*WRITTEN PROBLEM*.
Put every line of the records below into a JSON list of strings, one string per line, skipping blank lines and leaving out the pictures.
— START OF MATERIAL SUPPLIED —
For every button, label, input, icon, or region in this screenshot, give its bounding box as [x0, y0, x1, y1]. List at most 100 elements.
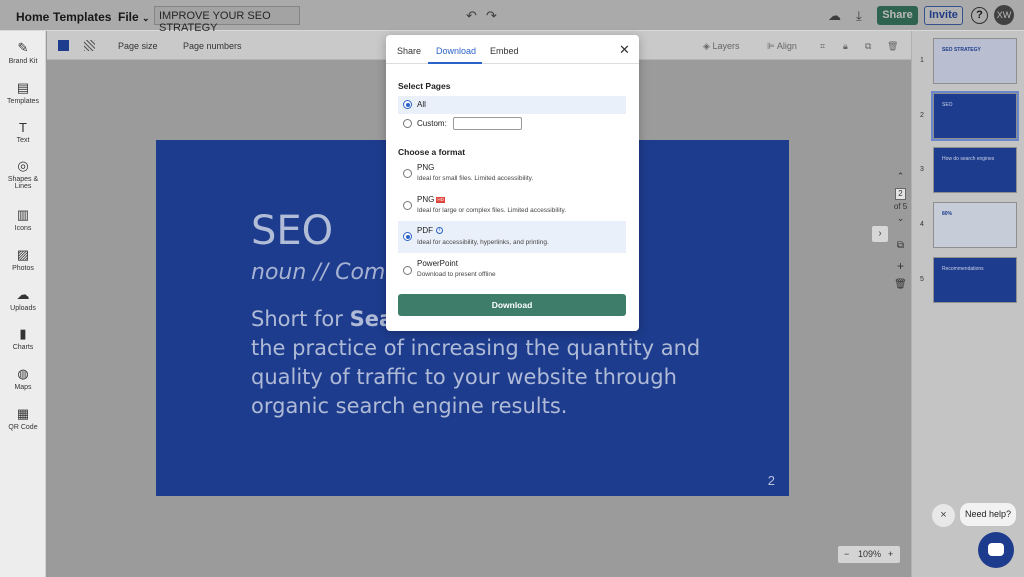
sidebar-item-label: Maps	[14, 384, 32, 391]
lock-icon[interactable]: 🔒︎	[843, 41, 848, 52]
thumb-number: 4	[920, 221, 924, 228]
sidebar-item-brand-kit[interactable]: ✎ Brand Kit	[0, 40, 46, 65]
page-size-button[interactable]: Page size	[118, 41, 158, 51]
thumb-number: 2	[920, 112, 924, 119]
modal-backdrop-top	[0, 0, 1024, 30]
hd-badge: HD	[436, 196, 445, 203]
slide-subheading[interactable]: noun // Com	[251, 260, 385, 285]
chart-icon: ▮	[19, 326, 27, 341]
thumb-text: How do search engines	[942, 156, 995, 162]
photos-icon: ▨	[16, 247, 30, 262]
all-label: All	[417, 100, 426, 109]
zoom-out-button[interactable]: −	[844, 549, 849, 559]
upload-icon: ☁	[16, 287, 30, 302]
close-icon[interactable]: ✕	[619, 42, 630, 58]
sidebar-item-maps[interactable]: ◍ Maps	[0, 366, 46, 391]
zoom-in-button[interactable]: +	[888, 549, 893, 559]
tab-embed[interactable]: Embed	[490, 46, 519, 56]
background-color-swatch[interactable]	[58, 40, 69, 51]
png-hd-description: Ideal for large or complex files. Limite…	[417, 207, 567, 214]
format-option-png[interactable]: PNG Ideal for small files. Limited acces…	[398, 160, 626, 186]
thumb-number: 1	[920, 57, 924, 64]
page-thumbnail[interactable]: SEO	[931, 91, 1019, 141]
sidebar-item-label: Text	[16, 137, 30, 144]
pdf-description: Ideal for accessibility, hyperlinks, and…	[417, 239, 549, 246]
powerpoint-radio[interactable]	[403, 266, 412, 275]
select-pages-heading: Select Pages	[398, 81, 451, 91]
sidebar-item-text[interactable]: T Text	[0, 120, 46, 144]
need-help-bubble[interactable]: Need help?	[960, 503, 1016, 526]
sidebar-item-label: Templates	[7, 98, 39, 105]
custom-radio[interactable]	[403, 119, 412, 128]
sidebar-item-charts[interactable]: ▮ Charts	[0, 326, 46, 351]
all-radio[interactable]	[403, 100, 412, 109]
sidebar-item-icons[interactable]: ▥ Icons	[0, 207, 46, 232]
add-page-icon[interactable]: +	[892, 259, 909, 273]
sidebar-item-label: Shapes & Lines	[7, 176, 39, 190]
body-text-rest: the practice of increasing the quantity …	[251, 336, 701, 418]
custom-pages-input[interactable]	[453, 117, 522, 130]
trash-icon[interactable]: 🗑︎	[887, 41, 898, 52]
pdf-text: PDF	[417, 226, 433, 235]
layers-button[interactable]: ◈ Layers	[703, 41, 739, 52]
crop-icon[interactable]: ⌗	[820, 41, 825, 52]
custom-label: Custom:	[417, 119, 447, 128]
close-help-button[interactable]: ×	[932, 504, 955, 527]
duplicate-icon[interactable]: ⧉	[865, 41, 871, 52]
chat-button[interactable]	[978, 532, 1014, 568]
thumb-text: SEO	[942, 102, 953, 108]
pages-option-custom[interactable]: Custom:	[398, 115, 626, 133]
thumb-text: Recommendations	[942, 266, 984, 272]
sidebar-item-label: Photos	[12, 265, 34, 272]
sidebar-item-qr-code[interactable]: ▦ QR Code	[0, 406, 46, 431]
page-thumbnail[interactable]: SEO STRATEGY	[933, 38, 1017, 84]
layers-label: Layers	[712, 41, 740, 51]
body-text-a: Short for	[251, 307, 350, 331]
sidebar-item-uploads[interactable]: ☁ Uploads	[0, 287, 46, 312]
text-icon: T	[19, 120, 27, 135]
png-description: Ideal for small files. Limited accessibi…	[417, 175, 534, 182]
current-page-input[interactable]: 2	[895, 188, 906, 200]
format-option-powerpoint[interactable]: PowerPoint Download to present offline	[398, 257, 626, 283]
sidebar-item-shapes-lines[interactable]: ◎ Shapes & Lines	[0, 158, 46, 190]
tab-download[interactable]: Download	[436, 46, 476, 56]
page-navigator: ⌃ 2 of 5 ⌄ ⧉ + 🗑︎	[892, 171, 909, 301]
duplicate-page-icon[interactable]: ⧉	[892, 240, 909, 251]
thumb-number: 3	[920, 166, 924, 173]
info-icon[interactable]: i	[436, 227, 443, 235]
download-button[interactable]: Download	[398, 294, 626, 316]
tab-share[interactable]: Share	[397, 46, 421, 56]
png-hd-radio[interactable]	[403, 201, 412, 210]
thumb-text: 80%	[942, 211, 953, 217]
chevron-up-icon[interactable]: ⌃	[892, 171, 909, 182]
icons-icon: ▥	[16, 207, 30, 222]
align-label: Align	[776, 41, 797, 51]
delete-page-icon[interactable]: 🗑︎	[892, 279, 909, 290]
page-thumbnail[interactable]: 80%	[933, 202, 1017, 248]
align-icon: ⊫	[767, 41, 775, 51]
sidebar-item-templates[interactable]: ▤ Templates	[0, 80, 46, 105]
pages-option-all[interactable]: All	[398, 96, 626, 114]
download-modal: Share Download Embed ✕ Select Pages All …	[386, 35, 639, 331]
templates-icon: ▤	[16, 80, 30, 95]
pdf-label: PDF i	[417, 226, 443, 235]
sidebar-item-label: QR Code	[8, 424, 38, 431]
page-thumbnail[interactable]: Recommendations	[933, 257, 1017, 303]
zoom-value[interactable]: 109%	[858, 549, 881, 559]
pdf-radio[interactable]	[403, 232, 412, 241]
sidebar-item-photos[interactable]: ▨ Photos	[0, 247, 46, 272]
page-thumbnail[interactable]: How do search engines	[933, 147, 1017, 193]
png-radio[interactable]	[403, 169, 412, 178]
layers-icon: ◈	[703, 41, 710, 51]
format-option-png-hd[interactable]: PNG HD Ideal for large or complex files. …	[398, 192, 626, 218]
pattern-icon[interactable]	[84, 40, 95, 51]
sidebar-item-label: Charts	[12, 344, 34, 351]
slide-heading[interactable]: SEO	[251, 208, 333, 254]
chevron-down-icon[interactable]: ⌄	[892, 213, 909, 224]
chat-icon	[988, 543, 1004, 556]
sidebar-item-label: Brand Kit	[8, 58, 38, 65]
align-button[interactable]: ⊫ Align	[767, 41, 797, 52]
format-option-pdf[interactable]: PDF i Ideal for accessibility, hyperlinks…	[398, 221, 626, 253]
page-numbers-button[interactable]: Page numbers	[183, 41, 242, 51]
chevron-right-icon[interactable]: ›	[872, 226, 888, 242]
— END OF MATERIAL SUPPLIED —
*SOLUTION TO THIS EXERCISE*.
[
  "For every button, label, input, icon, or region in this screenshot, give its bounding box as [x0, y0, x1, y1]. List at most 100 elements.",
  "sidebar-item-label: Maps\t[14, 384, 32, 391]",
  "lock-icon[interactable]: 🔒︎\t[843, 41, 848, 52]",
  "thumb-number: 4\t[920, 221, 924, 228]",
  "sidebar-item-brand-kit[interactable]: ✎ Brand Kit\t[0, 40, 46, 65]",
  "page-size-button[interactable]: Page size\t[118, 41, 158, 51]",
  "thumb-number: 2\t[920, 112, 924, 119]",
  "modal-backdrop-top\t[0, 0, 1024, 30]",
  "hd-badge: HD\t[436, 196, 445, 203]",
  "slide-subheading[interactable]: noun // Com\t[251, 260, 385, 285]",
  "chart-icon: ▮\t[19, 326, 27, 341]",
  "thumb-text: How do search engines\t[942, 156, 995, 162]",
  "photos-icon: ▨\t[16, 247, 30, 262]",
  "all-label: All\t[417, 100, 426, 109]",
  "zoom-out-button[interactable]: −\t[844, 549, 849, 559]",
  "upload-icon: ☁\t[16, 287, 30, 302]",
  "close-icon[interactable]: ✕\t[619, 42, 630, 58]",
  "sidebar-item-maps[interactable]: ◍ Maps\t[0, 366, 46, 391]",
  "zoom-in-button[interactable]: +\t[888, 549, 893, 559]",
  "tab-embed[interactable]: Embed\t[490, 46, 519, 56]",
  "background-color-swatch[interactable]\t[58, 40, 69, 51]",
  "png-hd-description: Ideal for large or complex files. Limite…\t[417, 207, 567, 214]",
  "format-option-png[interactable]: PNG Ideal for small files. Limited acces…\t[398, 160, 626, 186]",
  "thumb-number: 1\t[920, 57, 924, 64]",
  "page-thumbnail[interactable]: SEO\t[931, 91, 1019, 141]",
  "sidebar-item-label: Text\t[16, 137, 30, 144]",
  "pdf-description: Ideal for accessibility, hyperlinks, and…\t[417, 239, 549, 246]",
  "powerpoint-radio[interactable]\t[403, 266, 412, 275]",
  "select-pages-heading: Select Pages\t[398, 81, 451, 91]",
  "sidebar-item-text[interactable]: T Text\t[0, 120, 46, 144]",
  "need-help-bubble[interactable]: Need help?\t[960, 503, 1016, 526]",
  "sidebar-item-label: Templates\t[7, 98, 39, 105]",
  "custom-radio[interactable]\t[403, 119, 412, 128]",
  "sidebar-item-charts[interactable]: ▮ Charts\t[0, 326, 46, 351]",
  "all-radio[interactable]\t[403, 100, 412, 109]",
  "sidebar-item-icons[interactable]: ▥ Icons\t[0, 207, 46, 232]",
  "add-page-icon[interactable]: +\t[892, 259, 909, 273]",
  "sidebar-item-label: Shapes & Lines\t[7, 176, 39, 190]",
  "body-text-rest: the practice of increasing the quantity …\t[251, 336, 701, 418]",
  "custom-pages-input[interactable]\t[453, 117, 522, 130]",
  "trash-icon[interactable]: 🗑︎\t[887, 41, 898, 52]",
  "pdf-text: PDF\t[417, 226, 433, 235]",
  "layers-button[interactable]: ◈ Layers\t[703, 41, 739, 52]",
  "crop-icon[interactable]: ⌗\t[820, 41, 825, 52]",
  "custom-label: Custom:\t[417, 119, 447, 128]",
  "close-help-button[interactable]: ×\t[932, 504, 955, 527]",
  "duplicate-icon[interactable]: ⧉\t[865, 41, 871, 52]",
  "chat-button[interactable]\t[978, 532, 1014, 568]",
  "thumb-text: SEO\t[942, 102, 953, 108]",
  "pages-option-custom[interactable]: Custom:\t[398, 115, 626, 133]",
  "thumb-text: Recommendations\t[942, 266, 984, 272]",
  "sidebar-item-label: Photos\t[12, 265, 34, 272]",
  "sidebar-item-qr-code[interactable]: ▦ QR Code\t[0, 406, 46, 431]",
  "page-thumbnail[interactable]: SEO STRATEGY\t[933, 38, 1017, 84]",
  "layers-label: Layers\t[712, 41, 740, 51]",
  "body-text-a: Short for\t[251, 307, 350, 331]",
  "sidebar-item-uploads[interactable]: ☁ Uploads\t[0, 287, 46, 312]",
  "text-icon: T\t[19, 120, 27, 135]",
  "png-description: Ideal for small files. Limited accessibi…\t[417, 175, 534, 182]",
  "current-page-input[interactable]: 2\t[895, 188, 906, 200]",
  "format-option-powerpoint[interactable]: PowerPoint Download to present offline\t[398, 257, 626, 283]",
  "sidebar-item-shapes-lines[interactable]: ◎ Shapes & Lines\t[0, 158, 46, 190]",
  "tab-download[interactable]: Download\t[436, 46, 476, 56]",
  "page-navigator: ⌃ 2 of 5 ⌄ ⧉ + 🗑︎\t[892, 171, 909, 301]",
  "duplicate-page-icon[interactable]: ⧉\t[892, 240, 909, 251]",
  "thumb-number: 3\t[920, 166, 924, 173]",
  "info-icon[interactable]: i\t[436, 227, 443, 235]",
  "download-button[interactable]: Download\t[398, 294, 626, 316]",
  "tab-share[interactable]: Share\t[397, 46, 421, 56]",
  "png-hd-radio[interactable]\t[403, 201, 412, 210]",
  "thumb-text: 80%\t[942, 211, 953, 217]",
  "chevron-up-icon[interactable]: ⌃\t[892, 171, 909, 182]",
  "icons-icon: ▥\t[16, 207, 30, 222]",
  "align-label: Align\t[776, 41, 797, 51]",
  "delete-page-icon[interactable]: 🗑︎\t[892, 279, 909, 290]",
  "page-thumbnail[interactable]: 80%\t[933, 202, 1017, 248]",
  "align-icon: ⊫\t[767, 41, 775, 51]",
  "sidebar-item-templates[interactable]: ▤ Templates\t[0, 80, 46, 105]",
  "pages-option-all[interactable]: All\t[398, 96, 626, 114]",
  "download-modal: Share Download Embed ✕ Select Pages All …\t[386, 35, 639, 331]",
  "templates-icon: ▤\t[16, 80, 30, 95]",
  "pdf-label: PDF i\t[417, 226, 443, 235]",
  "sidebar-item-label: QR Code\t[8, 424, 38, 431]",
  "page-thumbnail[interactable]: Recommendations\t[933, 257, 1017, 303]",
  "zoom-value[interactable]: 109%\t[858, 549, 881, 559]",
  "pdf-radio[interactable]\t[403, 232, 412, 241]",
  "sidebar-item-photos[interactable]: ▨ Photos\t[0, 247, 46, 272]",
  "page-thumbnail[interactable]: How do search engines\t[933, 147, 1017, 193]",
  "png-radio[interactable]\t[403, 169, 412, 178]",
  "layers-icon: ◈\t[703, 41, 710, 51]",
  "format-option-png-hd[interactable]: PNG HD Ideal for large or complex files. …\t[398, 192, 626, 218]",
  "pattern-icon[interactable]\t[84, 40, 95, 51]",
  "sidebar-item-label: Charts\t[12, 344, 34, 351]",
  "slide-heading[interactable]: SEO\t[251, 208, 333, 254]",
  "chevron-down-icon[interactable]: ⌄\t[892, 213, 909, 224]",
  "chat-icon\t[988, 543, 1004, 556]",
  "sidebar-item-label: Brand Kit\t[8, 58, 38, 65]",
  "align-button[interactable]: ⊫ Align\t[767, 41, 797, 52]",
  "format-option-pdf[interactable]: PDF i Ideal for accessibility, hyperlinks…\t[398, 221, 626, 253]",
  "page-numbers-button[interactable]: Page numbers\t[183, 41, 242, 51]",
  "chevron-right-icon[interactable]: ›\t[872, 226, 888, 242]"
]